- Exercise -
Find each line with the string "Total" and report it.
##############################
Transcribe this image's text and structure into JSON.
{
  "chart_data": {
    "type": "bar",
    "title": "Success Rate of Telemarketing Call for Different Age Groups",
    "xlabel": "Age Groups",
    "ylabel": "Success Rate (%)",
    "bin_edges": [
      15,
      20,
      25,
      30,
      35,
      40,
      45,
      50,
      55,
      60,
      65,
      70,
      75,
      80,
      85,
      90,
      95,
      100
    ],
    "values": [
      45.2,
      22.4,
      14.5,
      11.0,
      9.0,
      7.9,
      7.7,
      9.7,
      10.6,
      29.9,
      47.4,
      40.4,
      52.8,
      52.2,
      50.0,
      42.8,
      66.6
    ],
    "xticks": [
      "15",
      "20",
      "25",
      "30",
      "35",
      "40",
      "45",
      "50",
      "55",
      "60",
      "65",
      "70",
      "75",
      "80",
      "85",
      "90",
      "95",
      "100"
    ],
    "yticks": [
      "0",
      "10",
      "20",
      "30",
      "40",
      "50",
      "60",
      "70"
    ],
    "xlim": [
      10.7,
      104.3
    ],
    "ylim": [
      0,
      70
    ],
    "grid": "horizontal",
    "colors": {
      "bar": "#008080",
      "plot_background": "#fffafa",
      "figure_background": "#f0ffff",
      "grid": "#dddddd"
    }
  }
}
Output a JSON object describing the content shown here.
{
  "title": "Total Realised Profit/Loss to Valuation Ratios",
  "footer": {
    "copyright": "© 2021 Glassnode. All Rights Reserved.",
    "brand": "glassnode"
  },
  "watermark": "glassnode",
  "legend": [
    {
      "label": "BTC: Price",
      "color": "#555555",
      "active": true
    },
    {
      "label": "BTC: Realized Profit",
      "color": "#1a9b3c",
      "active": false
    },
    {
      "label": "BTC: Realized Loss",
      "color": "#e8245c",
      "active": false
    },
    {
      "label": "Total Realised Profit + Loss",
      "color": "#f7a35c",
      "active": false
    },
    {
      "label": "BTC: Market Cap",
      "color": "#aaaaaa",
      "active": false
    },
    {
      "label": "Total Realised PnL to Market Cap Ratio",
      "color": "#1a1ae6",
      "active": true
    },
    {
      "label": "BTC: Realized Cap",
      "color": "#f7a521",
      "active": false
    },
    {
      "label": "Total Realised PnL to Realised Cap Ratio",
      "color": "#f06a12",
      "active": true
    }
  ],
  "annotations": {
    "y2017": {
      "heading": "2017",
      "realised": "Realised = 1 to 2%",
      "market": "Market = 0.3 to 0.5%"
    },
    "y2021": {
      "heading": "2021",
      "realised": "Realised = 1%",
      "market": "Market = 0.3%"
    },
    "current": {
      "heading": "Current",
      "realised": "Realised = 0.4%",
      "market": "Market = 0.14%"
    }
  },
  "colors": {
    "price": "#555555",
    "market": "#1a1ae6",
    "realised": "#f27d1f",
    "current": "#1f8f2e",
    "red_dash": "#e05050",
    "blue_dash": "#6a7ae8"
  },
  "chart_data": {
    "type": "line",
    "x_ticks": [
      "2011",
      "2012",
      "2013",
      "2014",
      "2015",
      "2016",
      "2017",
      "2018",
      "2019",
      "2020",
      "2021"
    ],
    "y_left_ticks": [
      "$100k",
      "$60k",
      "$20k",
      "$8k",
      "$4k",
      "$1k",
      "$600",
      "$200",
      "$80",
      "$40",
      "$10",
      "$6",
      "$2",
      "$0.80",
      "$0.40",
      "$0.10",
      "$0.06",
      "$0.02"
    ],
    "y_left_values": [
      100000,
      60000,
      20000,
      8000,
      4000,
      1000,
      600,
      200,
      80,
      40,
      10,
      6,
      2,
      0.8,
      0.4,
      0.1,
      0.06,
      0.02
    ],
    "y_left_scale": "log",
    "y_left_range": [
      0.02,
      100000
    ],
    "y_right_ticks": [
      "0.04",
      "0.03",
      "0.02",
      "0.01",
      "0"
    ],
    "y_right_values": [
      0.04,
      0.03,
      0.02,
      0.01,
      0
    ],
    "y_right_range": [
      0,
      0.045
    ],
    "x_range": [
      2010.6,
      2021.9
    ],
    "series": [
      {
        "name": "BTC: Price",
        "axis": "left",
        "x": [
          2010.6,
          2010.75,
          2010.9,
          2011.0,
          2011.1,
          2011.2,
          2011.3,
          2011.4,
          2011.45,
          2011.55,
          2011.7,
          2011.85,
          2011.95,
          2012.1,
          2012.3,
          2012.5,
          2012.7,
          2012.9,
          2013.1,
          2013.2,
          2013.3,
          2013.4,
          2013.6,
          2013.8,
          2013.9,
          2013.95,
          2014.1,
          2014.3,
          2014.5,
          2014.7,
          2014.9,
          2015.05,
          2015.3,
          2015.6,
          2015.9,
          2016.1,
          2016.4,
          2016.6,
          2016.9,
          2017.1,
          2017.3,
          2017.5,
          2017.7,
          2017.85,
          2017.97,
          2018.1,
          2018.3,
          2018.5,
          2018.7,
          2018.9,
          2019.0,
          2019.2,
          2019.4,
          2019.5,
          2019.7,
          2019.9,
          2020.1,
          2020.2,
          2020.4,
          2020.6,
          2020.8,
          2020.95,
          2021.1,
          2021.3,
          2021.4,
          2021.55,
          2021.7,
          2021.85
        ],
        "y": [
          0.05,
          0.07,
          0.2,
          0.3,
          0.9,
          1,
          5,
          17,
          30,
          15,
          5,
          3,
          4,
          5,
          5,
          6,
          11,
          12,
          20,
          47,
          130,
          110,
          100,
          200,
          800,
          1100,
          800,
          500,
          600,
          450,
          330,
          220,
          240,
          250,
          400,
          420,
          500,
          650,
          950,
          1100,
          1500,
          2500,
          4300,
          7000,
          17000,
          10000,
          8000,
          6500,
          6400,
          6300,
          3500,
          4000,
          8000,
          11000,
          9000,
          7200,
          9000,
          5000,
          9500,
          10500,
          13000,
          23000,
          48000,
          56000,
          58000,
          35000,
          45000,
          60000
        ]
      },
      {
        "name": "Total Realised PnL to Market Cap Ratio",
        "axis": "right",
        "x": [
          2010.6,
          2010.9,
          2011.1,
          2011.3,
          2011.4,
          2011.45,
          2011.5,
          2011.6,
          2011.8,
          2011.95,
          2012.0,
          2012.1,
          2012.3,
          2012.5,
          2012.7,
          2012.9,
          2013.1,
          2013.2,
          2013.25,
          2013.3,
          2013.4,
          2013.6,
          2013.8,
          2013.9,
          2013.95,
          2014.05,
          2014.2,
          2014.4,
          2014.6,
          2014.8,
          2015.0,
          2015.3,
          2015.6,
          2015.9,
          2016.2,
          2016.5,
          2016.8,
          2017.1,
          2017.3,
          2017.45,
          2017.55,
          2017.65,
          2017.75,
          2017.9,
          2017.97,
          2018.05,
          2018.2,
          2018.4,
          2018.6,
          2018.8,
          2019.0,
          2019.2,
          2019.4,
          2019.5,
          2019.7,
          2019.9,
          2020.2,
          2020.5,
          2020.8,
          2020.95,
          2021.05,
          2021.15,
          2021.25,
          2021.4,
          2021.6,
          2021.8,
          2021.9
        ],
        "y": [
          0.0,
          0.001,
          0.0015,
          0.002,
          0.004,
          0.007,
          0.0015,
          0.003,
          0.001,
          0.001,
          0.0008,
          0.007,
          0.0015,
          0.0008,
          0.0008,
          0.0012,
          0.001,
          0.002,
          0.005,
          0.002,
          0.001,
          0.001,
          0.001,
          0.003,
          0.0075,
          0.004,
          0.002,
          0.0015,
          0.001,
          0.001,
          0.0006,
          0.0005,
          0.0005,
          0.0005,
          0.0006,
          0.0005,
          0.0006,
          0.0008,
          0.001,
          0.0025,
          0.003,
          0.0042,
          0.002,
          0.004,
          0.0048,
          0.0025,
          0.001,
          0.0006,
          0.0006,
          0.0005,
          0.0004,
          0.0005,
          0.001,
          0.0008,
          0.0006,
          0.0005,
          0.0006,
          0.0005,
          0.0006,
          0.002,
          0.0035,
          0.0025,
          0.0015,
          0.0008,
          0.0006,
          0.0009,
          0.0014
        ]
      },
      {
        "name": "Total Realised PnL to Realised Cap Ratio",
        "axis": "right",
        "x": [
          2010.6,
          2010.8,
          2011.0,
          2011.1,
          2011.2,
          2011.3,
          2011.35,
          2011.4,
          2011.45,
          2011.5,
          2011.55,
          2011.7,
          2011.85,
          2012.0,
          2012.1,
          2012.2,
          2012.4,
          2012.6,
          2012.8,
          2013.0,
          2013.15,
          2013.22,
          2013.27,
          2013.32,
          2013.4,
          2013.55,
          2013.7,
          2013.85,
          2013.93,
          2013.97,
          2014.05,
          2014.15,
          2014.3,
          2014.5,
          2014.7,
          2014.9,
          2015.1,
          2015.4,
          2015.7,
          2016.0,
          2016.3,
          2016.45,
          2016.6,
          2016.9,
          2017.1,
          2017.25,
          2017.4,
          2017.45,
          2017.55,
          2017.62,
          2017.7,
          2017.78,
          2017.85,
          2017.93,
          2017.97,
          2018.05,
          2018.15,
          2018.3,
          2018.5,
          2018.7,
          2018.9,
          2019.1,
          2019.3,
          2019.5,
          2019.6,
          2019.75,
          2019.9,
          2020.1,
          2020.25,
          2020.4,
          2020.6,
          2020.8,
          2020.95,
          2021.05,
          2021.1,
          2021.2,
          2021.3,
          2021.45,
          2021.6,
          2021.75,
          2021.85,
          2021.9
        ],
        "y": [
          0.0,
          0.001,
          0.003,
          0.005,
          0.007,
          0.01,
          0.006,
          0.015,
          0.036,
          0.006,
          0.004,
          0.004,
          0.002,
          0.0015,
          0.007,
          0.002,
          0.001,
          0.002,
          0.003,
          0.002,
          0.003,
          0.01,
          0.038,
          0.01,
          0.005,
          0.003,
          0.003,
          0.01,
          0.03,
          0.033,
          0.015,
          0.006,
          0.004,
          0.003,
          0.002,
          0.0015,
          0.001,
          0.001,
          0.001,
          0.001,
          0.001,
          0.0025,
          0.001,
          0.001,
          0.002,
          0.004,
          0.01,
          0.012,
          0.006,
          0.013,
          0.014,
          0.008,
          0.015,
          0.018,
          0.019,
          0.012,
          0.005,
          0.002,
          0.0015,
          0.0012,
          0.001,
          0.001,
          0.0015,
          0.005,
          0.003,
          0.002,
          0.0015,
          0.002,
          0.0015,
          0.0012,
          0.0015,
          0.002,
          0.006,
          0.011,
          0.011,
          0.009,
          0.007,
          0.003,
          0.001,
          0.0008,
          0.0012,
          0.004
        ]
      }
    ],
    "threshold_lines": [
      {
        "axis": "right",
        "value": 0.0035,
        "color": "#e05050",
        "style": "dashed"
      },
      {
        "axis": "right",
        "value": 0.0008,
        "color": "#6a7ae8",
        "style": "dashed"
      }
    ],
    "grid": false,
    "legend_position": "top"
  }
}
##############################
- Result of the task -
  "title": "Total Realised Profit/Loss to Valuation Ratios",
      "label": "Total Realised Profit + Loss",
      "label": "Total Realised PnL to Market Cap Ratio",
      "label": "Total Realised PnL to Realised Cap Ratio",
        "name": "Total Realised PnL to Market Cap Ratio",
        "name": "Total Realised PnL to Realised Cap Ratio",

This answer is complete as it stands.